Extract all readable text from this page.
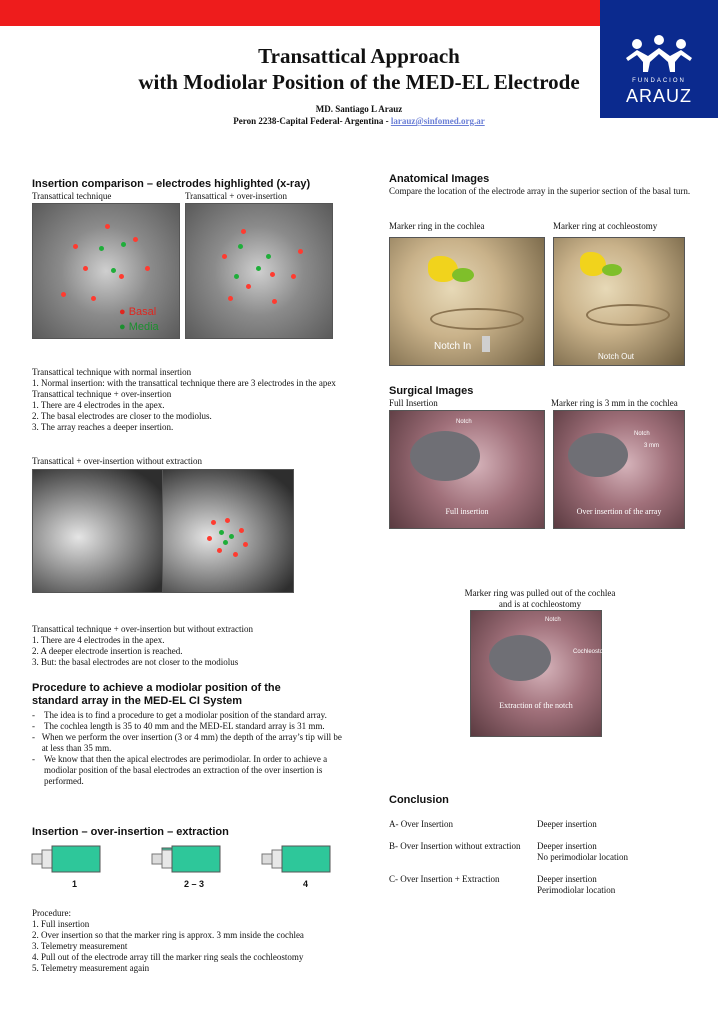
FUNDACION
ARAUZ
Transattical Approach
with Modiolar Position of the MED-EL Electrode
MD. Santiago L Arauz
Peron 2238-Capital Federal- Argentina - larauz@sinfomed.org.ar
Insertion comparison – electrodes highlighted (x-ray)
Transattical technique	Transattical + over-insertion
● Basal
● Media
Transattical technique with normal insertion
1. Normal insertion: with the transattical technique there are 3 electrodes in the apex
Transattical technique + over-insertion
1. There are 4 electrodes in the apex.
2. The basal electrodes are closer to the modiolus.
3. The array reaches a deeper insertion.
Transattical + over-insertion without extraction
Transattical technique + over-insertion but without extraction
1. There are 4 electrodes in the apex.
2. A deeper electrode insertion is reached.
3. But: the basal electrodes are not closer to the modiolus
Procedure to achieve a modiolar position of the
standard array in the MED-EL CI System
-	The idea is to find a procedure to get a modiolar position of the standard array.
-	The cochlea length is 35 to 40 mm and the MED-EL standard array is 31 mm.
- When we perform the over insertion (3 or 4 mm) the depth of the array’s tip will be at less than 35 mm.
-	We know that then the apical electrodes are perimodiolar. In order to achieve a modiolar position of the basal electrodes an extraction of the over insertion is performed.
Insertion – over-insertion – extraction
1	2 – 3	4
Procedure:
1. Full insertion
2. Over insertion so that the marker ring is approx. 3 mm inside the cochlea
3. Telemetry measurement
4. Pull out of the electrode array till the marker ring seals the cochleostomy
5. Telemetry measurement again
Anatomical Images
Compare the location of the electrode array in the superior section of the basal turn.
Marker ring in the cochlea	Marker ring at cochleostomy
Notch In
Notch Out
Surgical Images
Full Insertion	Marker ring is 3 mm in the cochlea
Notch
Full insertion
Notch
3 mm
Over insertion of the array
Marker ring was pulled out of the cochlea
and is at cochleostomy
Notch
Cochleostomy
Extraction of the notch
Conclusion
A- Over Insertion	Deeper insertion
B- Over Insertion without extraction Deeper insertion
No perimodiolar location
C- Over Insertion + Extraction	Deeper insertion
Perimodiolar location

WHAT YOU NEED TO DO: Where a line above includes "location", copy that line.

RESPONSE TO THIS EXERCISE:
Compare the location of the electrode array in the superior section of the basal turn.
No perimodiolar location
Perimodiolar location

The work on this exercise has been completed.